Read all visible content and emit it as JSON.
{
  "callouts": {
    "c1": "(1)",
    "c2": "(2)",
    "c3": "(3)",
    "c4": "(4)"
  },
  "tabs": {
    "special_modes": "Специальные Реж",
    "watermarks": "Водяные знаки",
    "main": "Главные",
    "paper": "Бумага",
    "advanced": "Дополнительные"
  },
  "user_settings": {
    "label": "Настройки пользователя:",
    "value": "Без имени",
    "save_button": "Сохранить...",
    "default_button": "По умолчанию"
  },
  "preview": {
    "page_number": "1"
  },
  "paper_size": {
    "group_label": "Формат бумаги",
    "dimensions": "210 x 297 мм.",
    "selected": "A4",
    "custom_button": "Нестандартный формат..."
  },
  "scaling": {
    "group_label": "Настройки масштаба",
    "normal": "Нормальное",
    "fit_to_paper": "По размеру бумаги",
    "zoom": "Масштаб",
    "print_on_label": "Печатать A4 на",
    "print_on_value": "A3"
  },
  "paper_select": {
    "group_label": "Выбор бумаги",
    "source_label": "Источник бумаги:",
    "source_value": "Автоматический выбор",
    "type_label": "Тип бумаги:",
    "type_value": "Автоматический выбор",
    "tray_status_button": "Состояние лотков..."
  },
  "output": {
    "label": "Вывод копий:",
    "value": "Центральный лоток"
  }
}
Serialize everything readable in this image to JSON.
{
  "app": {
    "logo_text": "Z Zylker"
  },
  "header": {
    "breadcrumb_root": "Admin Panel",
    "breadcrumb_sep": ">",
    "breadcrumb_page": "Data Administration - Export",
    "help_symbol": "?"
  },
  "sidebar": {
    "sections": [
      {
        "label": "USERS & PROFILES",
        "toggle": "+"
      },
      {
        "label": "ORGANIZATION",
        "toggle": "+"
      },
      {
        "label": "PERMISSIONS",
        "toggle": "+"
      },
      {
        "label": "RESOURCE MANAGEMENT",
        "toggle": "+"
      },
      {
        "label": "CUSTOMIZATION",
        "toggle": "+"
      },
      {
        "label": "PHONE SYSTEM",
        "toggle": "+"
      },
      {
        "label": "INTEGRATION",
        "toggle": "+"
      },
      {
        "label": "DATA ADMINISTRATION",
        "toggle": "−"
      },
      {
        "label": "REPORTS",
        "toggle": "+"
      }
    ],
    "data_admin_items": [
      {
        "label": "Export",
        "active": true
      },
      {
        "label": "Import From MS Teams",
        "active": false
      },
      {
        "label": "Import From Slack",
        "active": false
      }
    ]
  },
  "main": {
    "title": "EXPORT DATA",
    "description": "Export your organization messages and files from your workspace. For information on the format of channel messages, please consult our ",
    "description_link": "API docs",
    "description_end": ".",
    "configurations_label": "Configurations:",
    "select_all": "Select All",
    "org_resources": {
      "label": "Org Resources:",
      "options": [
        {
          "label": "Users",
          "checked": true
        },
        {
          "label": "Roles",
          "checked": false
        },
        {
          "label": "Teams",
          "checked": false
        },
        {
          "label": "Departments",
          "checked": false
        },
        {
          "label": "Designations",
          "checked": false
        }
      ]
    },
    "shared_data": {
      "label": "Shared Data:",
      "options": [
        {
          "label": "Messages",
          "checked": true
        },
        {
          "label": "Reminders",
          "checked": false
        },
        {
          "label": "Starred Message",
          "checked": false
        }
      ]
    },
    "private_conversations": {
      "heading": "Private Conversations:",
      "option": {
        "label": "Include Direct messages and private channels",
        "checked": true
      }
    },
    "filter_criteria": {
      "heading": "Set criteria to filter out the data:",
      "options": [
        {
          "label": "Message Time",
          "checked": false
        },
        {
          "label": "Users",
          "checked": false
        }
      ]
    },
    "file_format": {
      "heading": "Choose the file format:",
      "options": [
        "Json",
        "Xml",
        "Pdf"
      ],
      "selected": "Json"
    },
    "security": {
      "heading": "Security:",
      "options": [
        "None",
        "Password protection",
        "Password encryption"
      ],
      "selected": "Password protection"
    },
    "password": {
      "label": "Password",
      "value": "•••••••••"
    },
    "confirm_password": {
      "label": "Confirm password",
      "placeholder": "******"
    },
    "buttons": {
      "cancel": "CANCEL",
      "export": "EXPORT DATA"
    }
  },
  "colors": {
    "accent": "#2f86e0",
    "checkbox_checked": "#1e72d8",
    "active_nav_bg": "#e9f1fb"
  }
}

The exercise: Please reproduce every line of the material word for word.

Written response:
Read all visible content and emit it as JSON.
{
  "callouts": {
    "c1": "(1)",
    "c2": "(2)",
    "c3": "(3)",
    "c4": "(4)"
  },
  "tabs": {
    "special_modes": "Специальные Реж",
    "watermarks": "Водяные знаки",
    "main": "Главные",
    "paper": "Бумага",
    "advanced": "Дополнительные"
  },
  "user_settings": {
    "label": "Настройки пользователя:",
    "value": "Без имени",
    "save_button": "Сохранить...",
    "default_button": "По умолчанию"
  },
  "preview": {
    "page_number": "1"
  },
  "paper_size": {
    "group_label": "Формат бумаги",
    "dimensions": "210 x 297 мм.",
    "selected": "A4",
    "custom_button": "Нестандартный формат..."
  },
  "scaling": {
    "group_label": "Настройки масштаба",
    "normal": "Нормальное",
    "fit_to_paper": "По размеру бумаги",
    "zoom": "Масштаб",
    "print_on_label": "Печатать A4 на",
    "print_on_value": "A3"
  },
  "paper_select": {
    "group_label": "Выбор бумаги",
    "source_label": "Источник бумаги:",
    "source_value": "Автоматический выбор",
    "type_label": "Тип бумаги:",
    "type_value": "Автоматический выбор",
    "tray_status_button": "Состояние лотков..."
  },
  "output": {
    "label": "Вывод копий:",
    "value": "Центральный лоток"
  }
}
Serialize everything readable in this image to JSON.
{
  "app": {
    "logo_text": "Z Zylker"
  },
  "header": {
    "breadcrumb_root": "Admin Panel",
    "breadcrumb_sep": ">",
    "breadcrumb_page": "Data Administration - Export",
    "help_symbol": "?"
  },
  "sidebar": {
    "sections": [
      {
        "label": "USERS & PROFILES",
        "toggle": "+"
      },
      {
        "label": "ORGANIZATION",
        "toggle": "+"
      },
      {
        "label": "PERMISSIONS",
        "toggle": "+"
      },
      {
        "label": "RESOURCE MANAGEMENT",
        "toggle": "+"
      },
      {
        "label": "CUSTOMIZATION",
        "toggle": "+"
      },
      {
        "label": "PHONE SYSTEM",
        "toggle": "+"
      },
      {
        "label": "INTEGRATION",
        "toggle": "+"
      },
      {
        "label": "DATA ADMINISTRATION",
        "toggle": "−"
      },
      {
        "label": "REPORTS",
        "toggle": "+"
      }
    ],
    "data_admin_items": [
      {
        "label": "Export",
        "active": true
      },
      {
        "label": "Import From MS Teams",
        "active": false
      },
      {
        "label": "Import From Slack",
        "active": false
      }
    ]
  },
  "main": {
    "title": "EXPORT DATA",
    "description": "Export your organization messages and files from your workspace. For information on the format of channel messages, please consult our ",
    "description_link": "API docs",
    "description_end": ".",
    "configurations_label": "Configurations:",
    "select_all": "Select All",
    "org_resources": {
      "label": "Org Resources:",
      "options": [
        {
          "label": "Users",
          "checked": true
        },
        {
          "label": "Roles",
          "checked": false
        },
        {
          "label": "Teams",
          "checked": false
        },
        {
          "label": "Departments",
          "checked": false
        },
        {
          "label": "Designations",
          "checked": false
        }
      ]
    },
    "shared_data": {
      "label": "Shared Data:",
      "options": [
        {
          "label": "Messages",
          "checked": true
        },
        {
          "label": "Reminders",
          "checked": false
        },
        {
          "label": "Starred Message",
          "checked": false
        }
      ]
    },
    "private_conversations": {
      "heading": "Private Conversations:",
      "option": {
        "label": "Include Direct messages and private channels",
        "checked": true
      }
    },
    "filter_criteria": {
      "heading": "Set criteria to filter out the data:",
      "options": [
        {
          "label": "Message Time",
          "checked": false
        },
        {
          "label": "Users",
          "checked": false
        }
      ]
    },
    "file_format": {
      "heading": "Choose the file format:",
      "options": [
        "Json",
        "Xml",
        "Pdf"
      ],
      "selected": "Json"
    },
    "security": {
      "heading": "Security:",
      "options": [
        "None",
        "Password protection",
        "Password encryption"
      ],
      "selected": "Password protection"
    },
    "password": {
      "label": "Password",
      "value": "•••••••••"
    },
    "confirm_password": {
      "label": "Confirm password",
      "placeholder": "******"
    },
    "buttons": {
      "cancel": "CANCEL",
      "export": "EXPORT DATA"
    }
  },
  "colors": {
    "accent": "#2f86e0",
    "checkbox_checked": "#1e72d8",
    "active_nav_bg": "#e9f1fb"
  }
}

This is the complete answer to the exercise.